• GOAL
Scan each line of the records for the word "uobis" and extract the ones that have it.

━━━ DATA ENTRIES ━━━

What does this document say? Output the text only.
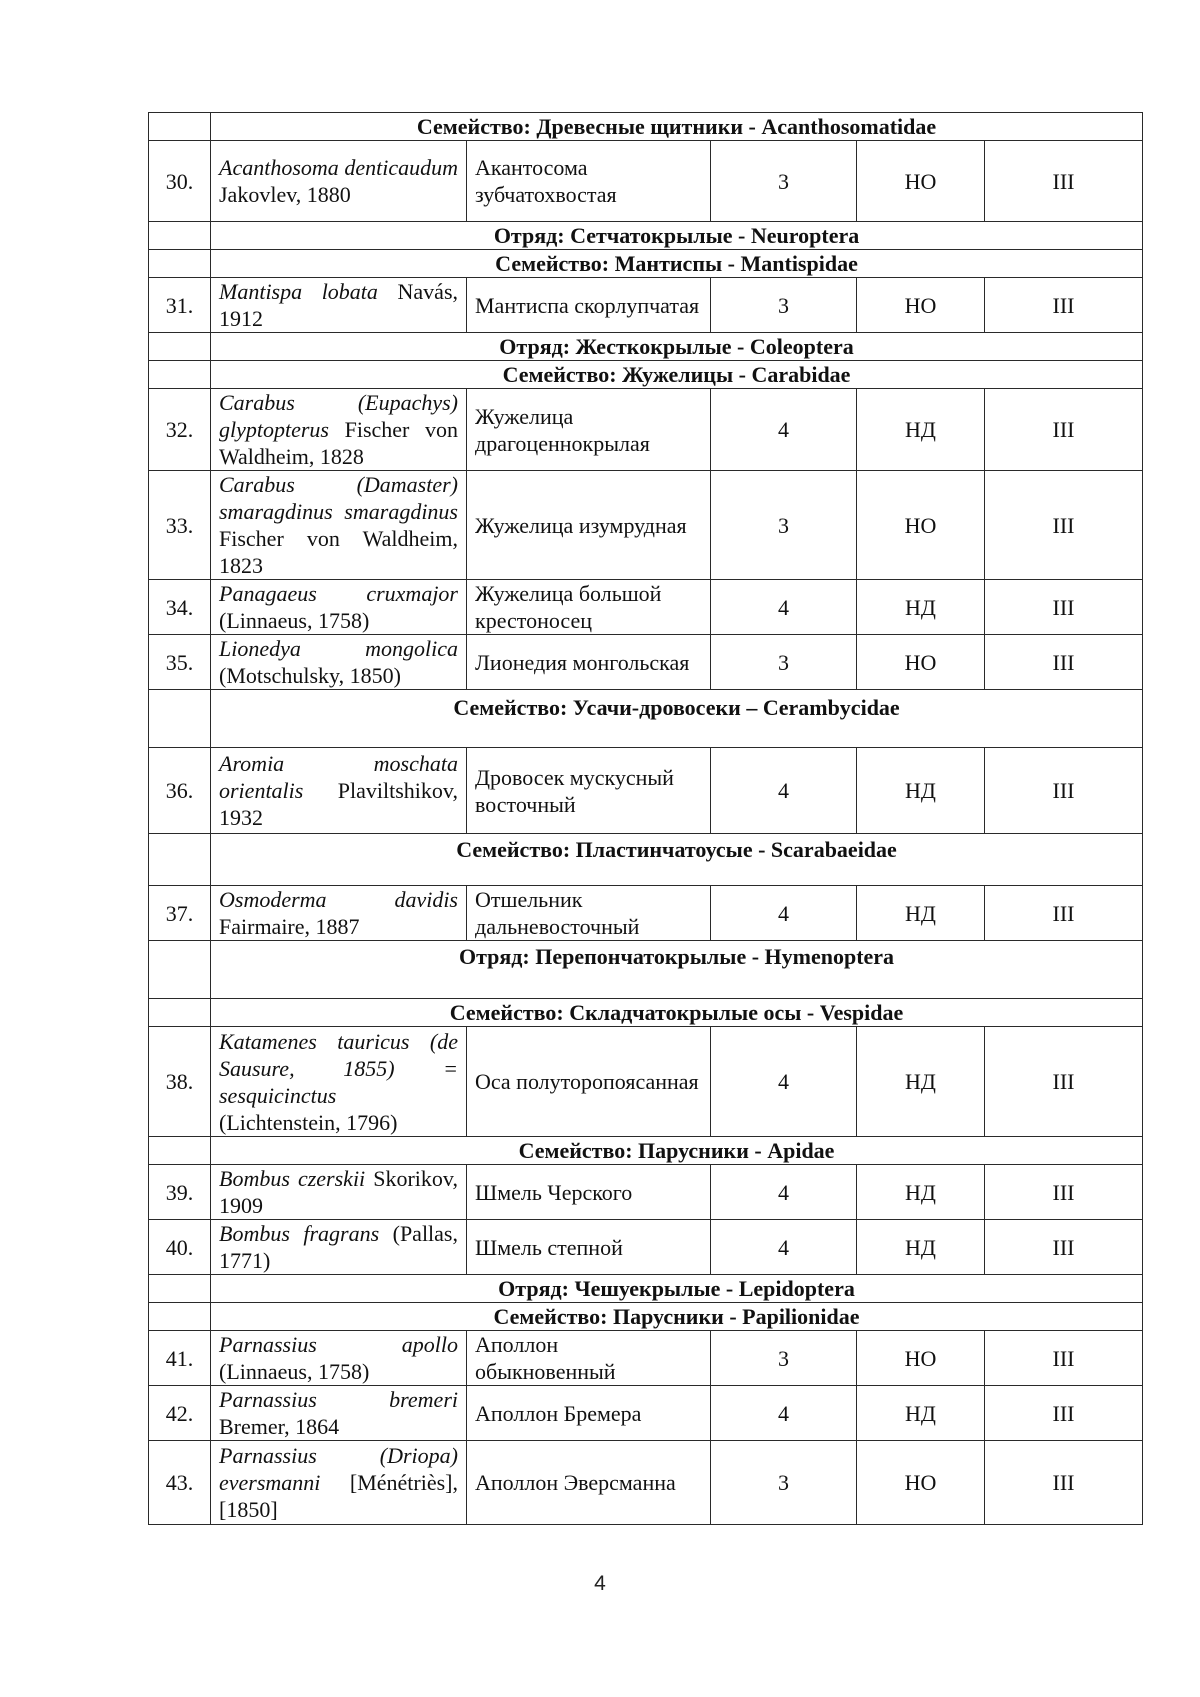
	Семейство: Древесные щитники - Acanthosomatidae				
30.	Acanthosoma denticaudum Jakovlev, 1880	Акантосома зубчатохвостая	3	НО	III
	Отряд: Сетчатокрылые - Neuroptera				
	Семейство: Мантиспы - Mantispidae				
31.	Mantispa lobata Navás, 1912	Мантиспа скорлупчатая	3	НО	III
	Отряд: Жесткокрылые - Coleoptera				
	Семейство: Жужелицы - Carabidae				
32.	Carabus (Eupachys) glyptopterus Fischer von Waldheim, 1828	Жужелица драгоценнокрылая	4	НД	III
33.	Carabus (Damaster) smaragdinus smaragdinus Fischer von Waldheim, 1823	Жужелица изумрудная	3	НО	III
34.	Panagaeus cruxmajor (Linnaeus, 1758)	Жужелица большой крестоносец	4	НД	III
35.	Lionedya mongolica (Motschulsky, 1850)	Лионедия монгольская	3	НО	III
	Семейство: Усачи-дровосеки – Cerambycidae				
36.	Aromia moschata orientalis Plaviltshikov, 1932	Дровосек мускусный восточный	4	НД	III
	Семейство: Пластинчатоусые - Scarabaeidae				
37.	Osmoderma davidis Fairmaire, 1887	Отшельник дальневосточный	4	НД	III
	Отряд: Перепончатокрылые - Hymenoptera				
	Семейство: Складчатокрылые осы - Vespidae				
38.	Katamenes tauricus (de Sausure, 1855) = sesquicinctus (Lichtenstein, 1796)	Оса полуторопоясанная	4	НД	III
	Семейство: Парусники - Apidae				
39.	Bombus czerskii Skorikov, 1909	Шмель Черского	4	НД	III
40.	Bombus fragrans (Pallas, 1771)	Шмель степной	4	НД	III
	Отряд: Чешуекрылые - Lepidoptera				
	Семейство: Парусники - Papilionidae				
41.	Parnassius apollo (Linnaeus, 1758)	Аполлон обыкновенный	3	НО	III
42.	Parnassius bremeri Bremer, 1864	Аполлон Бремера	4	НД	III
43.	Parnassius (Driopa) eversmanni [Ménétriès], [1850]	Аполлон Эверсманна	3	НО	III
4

━━━
━━━ DATA ENTRIES ━━━

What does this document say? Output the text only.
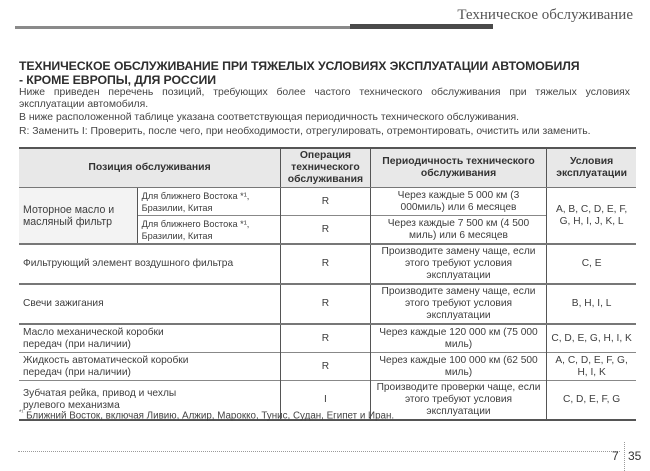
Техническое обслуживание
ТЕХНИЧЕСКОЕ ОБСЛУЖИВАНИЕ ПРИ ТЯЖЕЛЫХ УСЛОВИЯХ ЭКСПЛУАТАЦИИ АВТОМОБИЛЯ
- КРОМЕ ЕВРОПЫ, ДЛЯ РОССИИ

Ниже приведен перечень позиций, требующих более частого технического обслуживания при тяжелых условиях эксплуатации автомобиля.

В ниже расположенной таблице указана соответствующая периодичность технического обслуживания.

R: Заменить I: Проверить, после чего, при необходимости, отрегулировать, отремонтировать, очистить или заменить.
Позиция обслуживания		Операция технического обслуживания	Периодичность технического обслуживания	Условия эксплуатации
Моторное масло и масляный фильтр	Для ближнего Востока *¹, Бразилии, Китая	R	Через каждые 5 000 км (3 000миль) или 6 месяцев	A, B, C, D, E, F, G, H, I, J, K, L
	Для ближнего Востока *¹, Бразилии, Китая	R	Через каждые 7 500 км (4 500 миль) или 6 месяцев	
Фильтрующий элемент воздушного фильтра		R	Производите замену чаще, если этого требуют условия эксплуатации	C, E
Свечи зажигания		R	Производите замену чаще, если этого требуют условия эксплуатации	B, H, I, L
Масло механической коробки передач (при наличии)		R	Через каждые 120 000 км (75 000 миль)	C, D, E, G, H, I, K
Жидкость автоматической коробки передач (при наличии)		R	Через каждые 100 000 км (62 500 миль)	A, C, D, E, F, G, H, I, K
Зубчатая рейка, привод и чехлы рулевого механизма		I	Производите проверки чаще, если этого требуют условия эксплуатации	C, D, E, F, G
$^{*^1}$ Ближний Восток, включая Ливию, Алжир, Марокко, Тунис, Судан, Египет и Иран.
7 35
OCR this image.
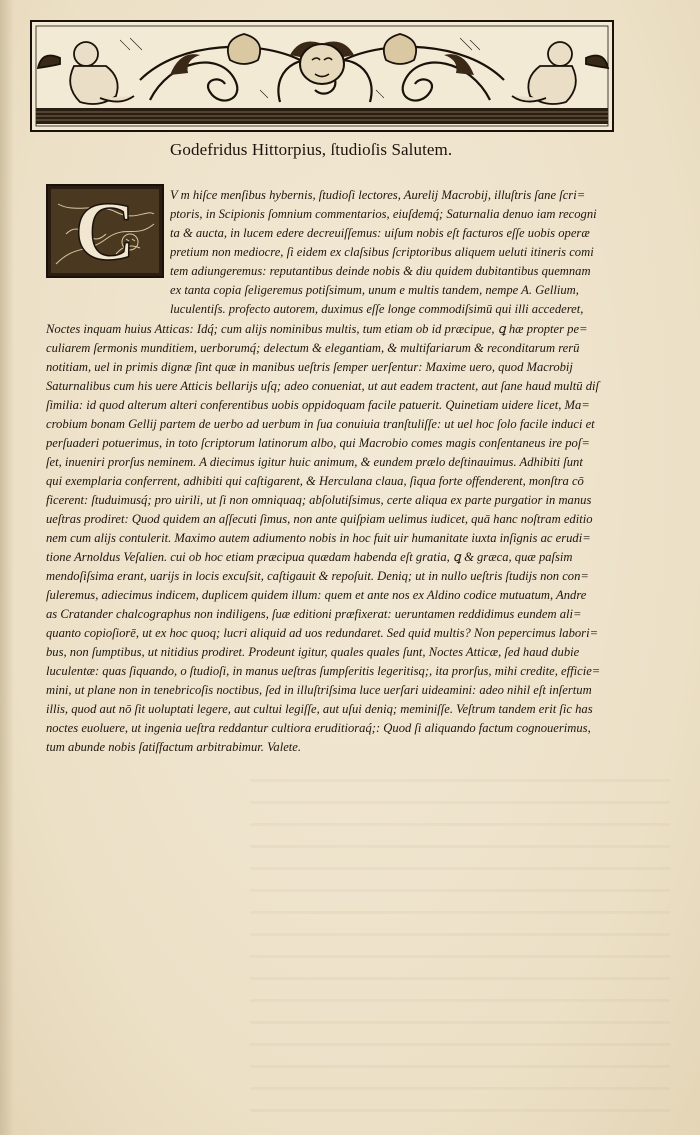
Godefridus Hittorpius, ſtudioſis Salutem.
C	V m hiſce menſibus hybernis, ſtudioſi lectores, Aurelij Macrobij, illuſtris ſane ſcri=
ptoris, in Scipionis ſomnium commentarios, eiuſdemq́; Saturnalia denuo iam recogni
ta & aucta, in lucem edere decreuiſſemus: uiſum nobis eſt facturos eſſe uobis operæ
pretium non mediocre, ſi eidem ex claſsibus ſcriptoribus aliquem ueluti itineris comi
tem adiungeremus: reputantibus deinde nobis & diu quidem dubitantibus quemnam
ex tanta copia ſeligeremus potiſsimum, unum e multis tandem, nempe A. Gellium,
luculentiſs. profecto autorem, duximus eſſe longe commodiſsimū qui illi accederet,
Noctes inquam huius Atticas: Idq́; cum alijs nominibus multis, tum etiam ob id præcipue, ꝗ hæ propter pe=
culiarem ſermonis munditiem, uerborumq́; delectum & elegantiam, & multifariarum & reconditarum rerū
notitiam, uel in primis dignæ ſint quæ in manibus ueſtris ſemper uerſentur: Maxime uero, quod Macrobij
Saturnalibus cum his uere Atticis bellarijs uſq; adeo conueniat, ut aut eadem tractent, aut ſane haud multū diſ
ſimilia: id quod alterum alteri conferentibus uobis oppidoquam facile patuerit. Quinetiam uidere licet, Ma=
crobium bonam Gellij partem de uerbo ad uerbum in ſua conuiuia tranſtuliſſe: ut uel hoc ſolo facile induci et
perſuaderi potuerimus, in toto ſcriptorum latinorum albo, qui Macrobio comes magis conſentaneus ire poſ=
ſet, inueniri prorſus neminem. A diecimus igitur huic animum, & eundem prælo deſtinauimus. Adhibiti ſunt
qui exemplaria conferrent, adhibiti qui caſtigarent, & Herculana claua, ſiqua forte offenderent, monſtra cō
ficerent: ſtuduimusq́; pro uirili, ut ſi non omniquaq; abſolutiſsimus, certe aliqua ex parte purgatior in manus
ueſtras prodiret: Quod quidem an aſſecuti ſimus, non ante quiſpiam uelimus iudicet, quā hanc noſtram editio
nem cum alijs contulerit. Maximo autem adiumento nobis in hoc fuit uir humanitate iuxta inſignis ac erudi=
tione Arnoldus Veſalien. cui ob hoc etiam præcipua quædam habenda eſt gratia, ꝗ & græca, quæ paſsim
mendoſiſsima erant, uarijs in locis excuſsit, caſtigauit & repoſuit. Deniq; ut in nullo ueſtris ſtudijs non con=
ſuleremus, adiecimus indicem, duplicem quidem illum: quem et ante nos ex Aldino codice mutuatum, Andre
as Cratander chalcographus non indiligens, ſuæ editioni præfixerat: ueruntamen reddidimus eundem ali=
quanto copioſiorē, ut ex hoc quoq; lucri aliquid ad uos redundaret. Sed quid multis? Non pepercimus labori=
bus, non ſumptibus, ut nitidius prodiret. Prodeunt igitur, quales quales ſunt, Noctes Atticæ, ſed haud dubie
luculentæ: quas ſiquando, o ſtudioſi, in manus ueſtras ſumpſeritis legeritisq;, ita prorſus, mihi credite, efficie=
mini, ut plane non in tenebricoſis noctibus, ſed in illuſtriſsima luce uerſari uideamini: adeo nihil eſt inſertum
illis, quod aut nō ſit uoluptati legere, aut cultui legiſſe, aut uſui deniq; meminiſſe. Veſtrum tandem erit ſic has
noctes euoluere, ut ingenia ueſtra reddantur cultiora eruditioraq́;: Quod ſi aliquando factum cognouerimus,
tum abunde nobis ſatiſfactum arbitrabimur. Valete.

━━━
━━━ DATA ENTRIES ━━━

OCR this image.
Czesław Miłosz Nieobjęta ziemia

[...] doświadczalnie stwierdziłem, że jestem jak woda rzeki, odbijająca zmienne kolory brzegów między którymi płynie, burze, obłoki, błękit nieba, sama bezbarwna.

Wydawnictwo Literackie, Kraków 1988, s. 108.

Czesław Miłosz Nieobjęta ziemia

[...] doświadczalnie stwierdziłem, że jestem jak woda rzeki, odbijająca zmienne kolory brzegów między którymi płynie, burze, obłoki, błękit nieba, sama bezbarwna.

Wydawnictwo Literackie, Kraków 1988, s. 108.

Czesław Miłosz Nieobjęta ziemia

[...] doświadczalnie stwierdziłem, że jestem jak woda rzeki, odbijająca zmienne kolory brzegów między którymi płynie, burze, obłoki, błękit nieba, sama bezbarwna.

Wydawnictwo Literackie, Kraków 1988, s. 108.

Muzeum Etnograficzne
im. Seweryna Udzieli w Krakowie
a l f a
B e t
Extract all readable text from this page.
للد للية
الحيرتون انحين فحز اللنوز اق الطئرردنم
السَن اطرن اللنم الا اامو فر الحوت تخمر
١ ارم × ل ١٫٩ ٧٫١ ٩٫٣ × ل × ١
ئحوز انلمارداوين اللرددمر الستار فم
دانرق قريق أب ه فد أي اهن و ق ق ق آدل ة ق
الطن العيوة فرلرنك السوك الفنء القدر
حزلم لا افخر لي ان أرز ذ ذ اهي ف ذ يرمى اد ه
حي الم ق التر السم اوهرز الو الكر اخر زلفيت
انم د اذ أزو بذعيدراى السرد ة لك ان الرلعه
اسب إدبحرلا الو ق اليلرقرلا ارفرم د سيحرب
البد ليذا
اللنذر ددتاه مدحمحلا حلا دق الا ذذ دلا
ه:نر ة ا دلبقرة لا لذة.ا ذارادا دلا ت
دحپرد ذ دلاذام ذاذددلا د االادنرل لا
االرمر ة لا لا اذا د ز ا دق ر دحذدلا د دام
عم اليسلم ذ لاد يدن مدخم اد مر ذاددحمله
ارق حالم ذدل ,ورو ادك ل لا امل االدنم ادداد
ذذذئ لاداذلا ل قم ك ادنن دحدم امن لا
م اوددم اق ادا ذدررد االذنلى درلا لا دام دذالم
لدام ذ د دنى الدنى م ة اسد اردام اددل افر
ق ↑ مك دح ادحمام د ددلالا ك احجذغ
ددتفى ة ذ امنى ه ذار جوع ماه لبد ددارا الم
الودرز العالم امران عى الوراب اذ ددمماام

━━━

• ANSWER TO THIS EXERCISE
ta & aucta, in lucem edere decreuiſſemus: uiſum nobis eſt facturos eſſe uobis operæ
ſimilia: id quod alterum alteri conferentibus uobis oppidoquam facile patuerit. Quinetiam uidere licet, Ma=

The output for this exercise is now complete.